(Excerpts from a figure dataset)

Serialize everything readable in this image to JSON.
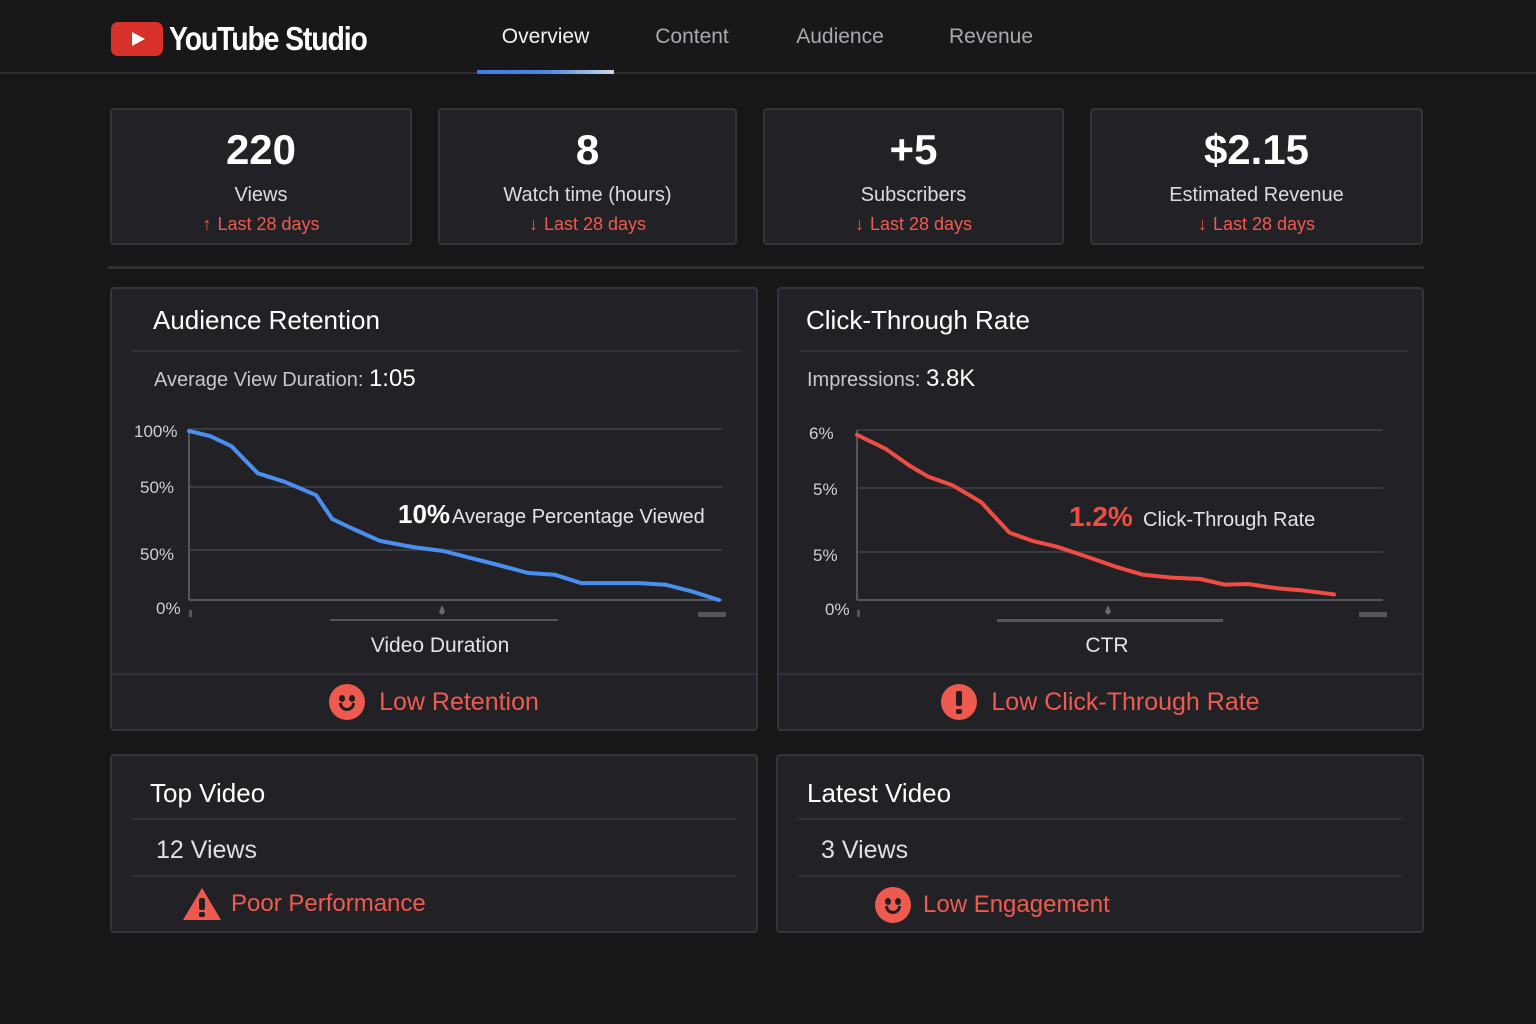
{
  "app": {
    "title": "YouTube Studio",
    "brand_color": "#d8312a",
    "accent_color": "#4b86e4",
    "alert_color": "#ef5a50"
  },
  "nav": {
    "tabs": [
      {
        "label": "Overview",
        "active": true
      },
      {
        "label": "Content",
        "active": false
      },
      {
        "label": "Audience",
        "active": false
      },
      {
        "label": "Revenue",
        "active": false
      }
    ]
  },
  "stats": [
    {
      "value": "220",
      "label": "Views",
      "trend": "Last 28 days",
      "trend_dir": "up",
      "arrow": "↑"
    },
    {
      "value": "8",
      "label": "Watch time (hours)",
      "trend": "Last 28 days",
      "trend_dir": "down",
      "arrow": "↓"
    },
    {
      "value": "+5",
      "label": "Subscribers",
      "trend": "Last 28 days",
      "trend_dir": "down",
      "arrow": "↓"
    },
    {
      "value": "$2.15",
      "label": "Estimated Revenue",
      "trend": "Last 28 days",
      "trend_dir": "down",
      "arrow": "↓"
    }
  ],
  "retention": {
    "title": "Audience Retention",
    "sub_label": "Average View Duration:",
    "sub_value": "1:05",
    "annotation_value": "10%",
    "annotation_label": "Average Percentage Viewed",
    "xlabel": "Video Duration",
    "alert": "Low Retention",
    "alert_icon": "frown-face-icon"
  },
  "ctr": {
    "title": "Click-Through Rate",
    "sub_label": "Impressions:",
    "sub_value": "3.8K",
    "annotation_value": "1.2%",
    "annotation_label": "Click-Through Rate",
    "xlabel": "CTR",
    "alert": "Low Click-Through Rate",
    "alert_icon": "exclamation-circle-icon"
  },
  "top_video": {
    "title": "Top Video",
    "views": "12 Views",
    "alert": "Poor Performance",
    "alert_icon": "warning-triangle-icon"
  },
  "latest_video": {
    "title": "Latest Video",
    "views": "3 Views",
    "alert": "Low Engagement",
    "alert_icon": "face-icon"
  },
  "chart_data": [
    {
      "type": "line",
      "title": "Audience Retention",
      "xlabel": "Video Duration",
      "ylabel": "",
      "y_tick_labels": [
        "100%",
        "50%",
        "50%",
        "0%"
      ],
      "ylim": [
        0,
        100
      ],
      "xlim": [
        0,
        100
      ],
      "grid": true,
      "color": "#4a8ff0",
      "series": [
        {
          "name": "Retention",
          "x": [
            0,
            4,
            8,
            13,
            18,
            24,
            27,
            31,
            36,
            41,
            43,
            48,
            53,
            58,
            64,
            69,
            74,
            80,
            85,
            90,
            95,
            100
          ],
          "y": [
            100,
            97,
            91,
            75,
            70,
            62,
            48,
            42,
            35,
            32,
            31,
            29,
            25,
            21,
            16,
            15,
            10,
            10,
            10,
            9,
            5,
            0
          ]
        }
      ]
    },
    {
      "type": "line",
      "title": "Click-Through Rate",
      "xlabel": "CTR",
      "ylabel": "",
      "y_tick_labels": [
        "6%",
        "5%",
        "5%",
        "0%"
      ],
      "ylim": [
        0,
        6
      ],
      "xlim": [
        0,
        100
      ],
      "grid": true,
      "color": "#ef4c43",
      "series": [
        {
          "name": "CTR",
          "x": [
            0,
            6,
            11,
            15,
            20,
            26,
            32,
            37,
            42,
            49,
            54,
            60,
            66,
            72,
            77,
            82,
            88,
            93,
            100
          ],
          "y": [
            5.9,
            5.4,
            4.8,
            4.4,
            4.1,
            3.5,
            2.4,
            2.1,
            1.9,
            1.5,
            1.2,
            0.9,
            0.8,
            0.75,
            0.55,
            0.57,
            0.42,
            0.35,
            0.2
          ]
        }
      ]
    }
  ]
}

Given problem >> Output the entries above exactly. Drop the pictures.

Final answer >>
Serialize everything readable in this image to JSON.
{
  "app": {
    "title": "YouTube Studio",
    "brand_color": "#d8312a",
    "accent_color": "#4b86e4",
    "alert_color": "#ef5a50"
  },
  "nav": {
    "tabs": [
      {
        "label": "Overview",
        "active": true
      },
      {
        "label": "Content",
        "active": false
      },
      {
        "label": "Audience",
        "active": false
      },
      {
        "label": "Revenue",
        "active": false
      }
    ]
  },
  "stats": [
    {
      "value": "220",
      "label": "Views",
      "trend": "Last 28 days",
      "trend_dir": "up",
      "arrow": "↑"
    },
    {
      "value": "8",
      "label": "Watch time (hours)",
      "trend": "Last 28 days",
      "trend_dir": "down",
      "arrow": "↓"
    },
    {
      "value": "+5",
      "label": "Subscribers",
      "trend": "Last 28 days",
      "trend_dir": "down",
      "arrow": "↓"
    },
    {
      "value": "$2.15",
      "label": "Estimated Revenue",
      "trend": "Last 28 days",
      "trend_dir": "down",
      "arrow": "↓"
    }
  ],
  "retention": {
    "title": "Audience Retention",
    "sub_label": "Average View Duration:",
    "sub_value": "1:05",
    "annotation_value": "10%",
    "annotation_label": "Average Percentage Viewed",
    "xlabel": "Video Duration",
    "alert": "Low Retention",
    "alert_icon": "frown-face-icon"
  },
  "ctr": {
    "title": "Click-Through Rate",
    "sub_label": "Impressions:",
    "sub_value": "3.8K",
    "annotation_value": "1.2%",
    "annotation_label": "Click-Through Rate",
    "xlabel": "CTR",
    "alert": "Low Click-Through Rate",
    "alert_icon": "exclamation-circle-icon"
  },
  "top_video": {
    "title": "Top Video",
    "views": "12 Views",
    "alert": "Poor Performance",
    "alert_icon": "warning-triangle-icon"
  },
  "latest_video": {
    "title": "Latest Video",
    "views": "3 Views",
    "alert": "Low Engagement",
    "alert_icon": "face-icon"
  },
  "chart_data": [
    {
      "type": "line",
      "title": "Audience Retention",
      "xlabel": "Video Duration",
      "ylabel": "",
      "y_tick_labels": [
        "100%",
        "50%",
        "50%",
        "0%"
      ],
      "ylim": [
        0,
        100
      ],
      "xlim": [
        0,
        100
      ],
      "grid": true,
      "color": "#4a8ff0",
      "series": [
        {
          "name": "Retention",
          "x": [
            0,
            4,
            8,
            13,
            18,
            24,
            27,
            31,
            36,
            41,
            43,
            48,
            53,
            58,
            64,
            69,
            74,
            80,
            85,
            90,
            95,
            100
          ],
          "y": [
            100,
            97,
            91,
            75,
            70,
            62,
            48,
            42,
            35,
            32,
            31,
            29,
            25,
            21,
            16,
            15,
            10,
            10,
            10,
            9,
            5,
            0
          ]
        }
      ]
    },
    {
      "type": "line",
      "title": "Click-Through Rate",
      "xlabel": "CTR",
      "ylabel": "",
      "y_tick_labels": [
        "6%",
        "5%",
        "5%",
        "0%"
      ],
      "ylim": [
        0,
        6
      ],
      "xlim": [
        0,
        100
      ],
      "grid": true,
      "color": "#ef4c43",
      "series": [
        {
          "name": "CTR",
          "x": [
            0,
            6,
            11,
            15,
            20,
            26,
            32,
            37,
            42,
            49,
            54,
            60,
            66,
            72,
            77,
            82,
            88,
            93,
            100
          ],
          "y": [
            5.9,
            5.4,
            4.8,
            4.4,
            4.1,
            3.5,
            2.4,
            2.1,
            1.9,
            1.5,
            1.2,
            0.9,
            0.8,
            0.75,
            0.55,
            0.57,
            0.42,
            0.35,
            0.2
          ]
        }
      ]
    }
  ]
}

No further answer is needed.